[BEGIN]

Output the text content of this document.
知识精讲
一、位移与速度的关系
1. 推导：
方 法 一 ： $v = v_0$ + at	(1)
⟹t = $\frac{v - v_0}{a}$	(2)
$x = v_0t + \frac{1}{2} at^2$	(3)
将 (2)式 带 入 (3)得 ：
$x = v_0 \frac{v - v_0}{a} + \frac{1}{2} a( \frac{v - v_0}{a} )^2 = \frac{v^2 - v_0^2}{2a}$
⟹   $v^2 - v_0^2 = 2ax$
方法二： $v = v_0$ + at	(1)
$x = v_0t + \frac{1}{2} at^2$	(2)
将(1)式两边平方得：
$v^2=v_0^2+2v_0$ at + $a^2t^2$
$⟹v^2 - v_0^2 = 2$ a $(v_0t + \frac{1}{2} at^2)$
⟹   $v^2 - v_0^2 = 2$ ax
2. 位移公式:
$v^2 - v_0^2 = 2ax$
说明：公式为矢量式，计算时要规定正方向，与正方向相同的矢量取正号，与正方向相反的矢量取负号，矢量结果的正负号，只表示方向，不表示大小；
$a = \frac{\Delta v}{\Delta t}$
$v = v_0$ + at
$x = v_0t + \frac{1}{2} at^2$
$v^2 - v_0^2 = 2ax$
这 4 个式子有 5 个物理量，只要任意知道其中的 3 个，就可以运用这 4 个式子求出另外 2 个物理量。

[END]

Exercise aim: Restate the records, all of them, precisely as written.

Written reply:
Output the text content of this document.
知识精讲
一、位移与速度的关系
1. 推导：
方 法 一 ： $v = v_0$ + at	(1)
⟹t = $\frac{v - v_0}{a}$	(2)
$x = v_0t + \frac{1}{2} at^2$	(3)
将 (2)式 带 入 (3)得 ：
$x = v_0 \frac{v - v_0}{a} + \frac{1}{2} a( \frac{v - v_0}{a} )^2 = \frac{v^2 - v_0^2}{2a}$
⟹   $v^2 - v_0^2 = 2ax$
方法二： $v = v_0$ + at	(1)
$x = v_0t + \frac{1}{2} at^2$	(2)
将(1)式两边平方得：
$v^2=v_0^2+2v_0$ at + $a^2t^2$
$⟹v^2 - v_0^2 = 2$ a $(v_0t + \frac{1}{2} at^2)$
⟹   $v^2 - v_0^2 = 2$ ax
2. 位移公式:
$v^2 - v_0^2 = 2ax$
说明：公式为矢量式，计算时要规定正方向，与正方向相同的矢量取正号，与正方向相反的矢量取负号，矢量结果的正负号，只表示方向，不表示大小；
$a = \frac{\Delta v}{\Delta t}$
$v = v_0$ + at
$x = v_0t + \frac{1}{2} at^2$
$v^2 - v_0^2 = 2ax$
这 4 个式子有 5 个物理量，只要任意知道其中的 3 个，就可以运用这 4 个式子求出另外 2 个物理量。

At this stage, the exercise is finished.